▶ **What this task involves**
Select, from the data, each line where "name" occurs.

▶ **Material for this task**
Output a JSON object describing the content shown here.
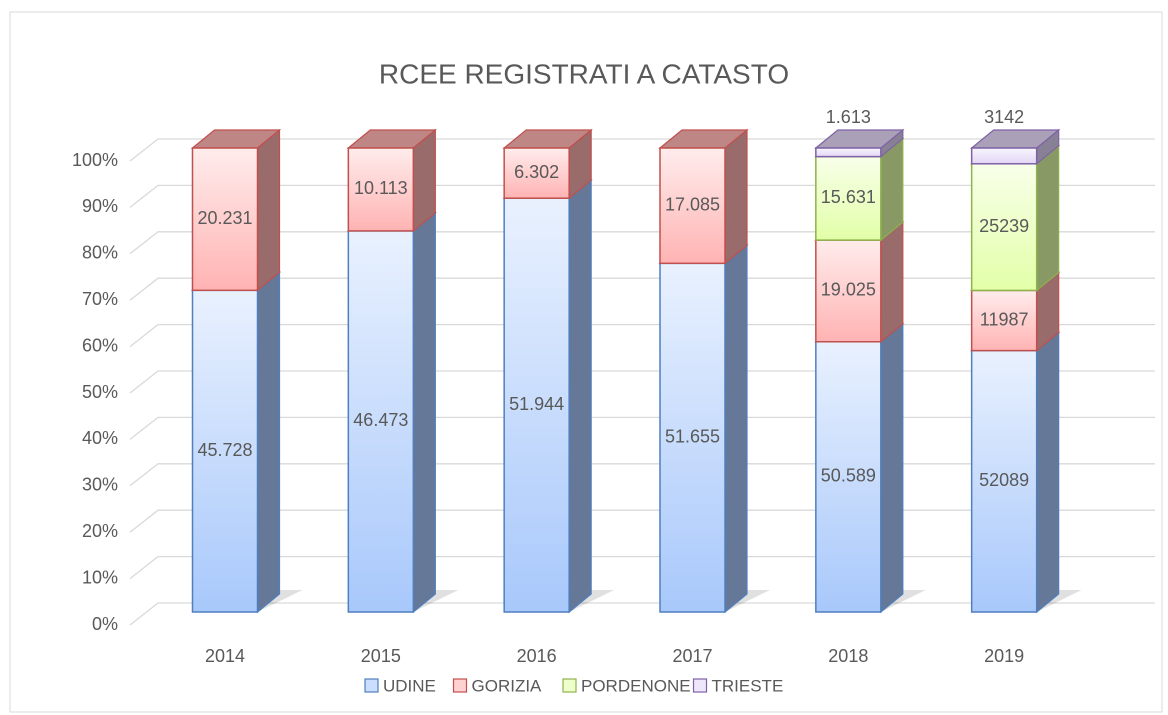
{
  "chart_data": {
    "type": "stacked_percent_bar_3d",
    "title": "RCEE REGISTRATI A CATASTO",
    "categories": [
      "2014",
      "2015",
      "2016",
      "2017",
      "2018",
      "2019"
    ],
    "series": [
      {
        "name": "UDINE",
        "color": "#a8c8fb",
        "stroke": "#4f7fbf",
        "values": [
          45728,
          46473,
          51944,
          51655,
          50589,
          52089
        ],
        "value_labels": [
          "45.728",
          "46.473",
          "51.944",
          "51.655",
          "50.589",
          null
        ]
      },
      {
        "name": "GORIZIA",
        "color": "#ffb3b3",
        "stroke": "#c0504d",
        "values": [
          20231,
          10113,
          6302,
          17085,
          19025,
          11987
        ],
        "value_labels": [
          "20.231",
          "10.113",
          "6.302",
          "17.085",
          "19.025",
          null
        ]
      },
      {
        "name": "PORDENONE",
        "color": "#e2ffa8",
        "stroke": "#8db34a",
        "values": [
          null,
          null,
          null,
          null,
          15631,
          25239
        ],
        "value_labels": [
          null,
          null,
          null,
          null,
          "15.631",
          null
        ]
      },
      {
        "name": "TRIESTE",
        "color": "#e3d6f6",
        "stroke": "#7f62a6",
        "values": [
          null,
          null,
          null,
          null,
          1613,
          3142
        ],
        "value_labels": [
          null,
          null,
          null,
          null,
          "1.613",
          null
        ]
      }
    ],
    "ylim": [
      0,
      100
    ],
    "yticks": [
      {
        "value": 0,
        "label": "0%"
      },
      {
        "value": 10,
        "label": "10%"
      },
      {
        "value": 20,
        "label": "20%"
      },
      {
        "value": 30,
        "label": "30%"
      },
      {
        "value": 40,
        "label": "40%"
      },
      {
        "value": 50,
        "label": "50%"
      },
      {
        "value": 60,
        "label": "60%"
      },
      {
        "value": 70,
        "label": "70%"
      },
      {
        "value": 80,
        "label": "80%"
      },
      {
        "value": 90,
        "label": "90%"
      },
      {
        "value": 100,
        "label": "100%"
      }
    ],
    "grid": true,
    "legend": "bottom"
  }
}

▶ **The output**
        "name": "UDINE",
        "name": "GORIZIA",
        "name": "PORDENONE",
        "name": "TRIESTE",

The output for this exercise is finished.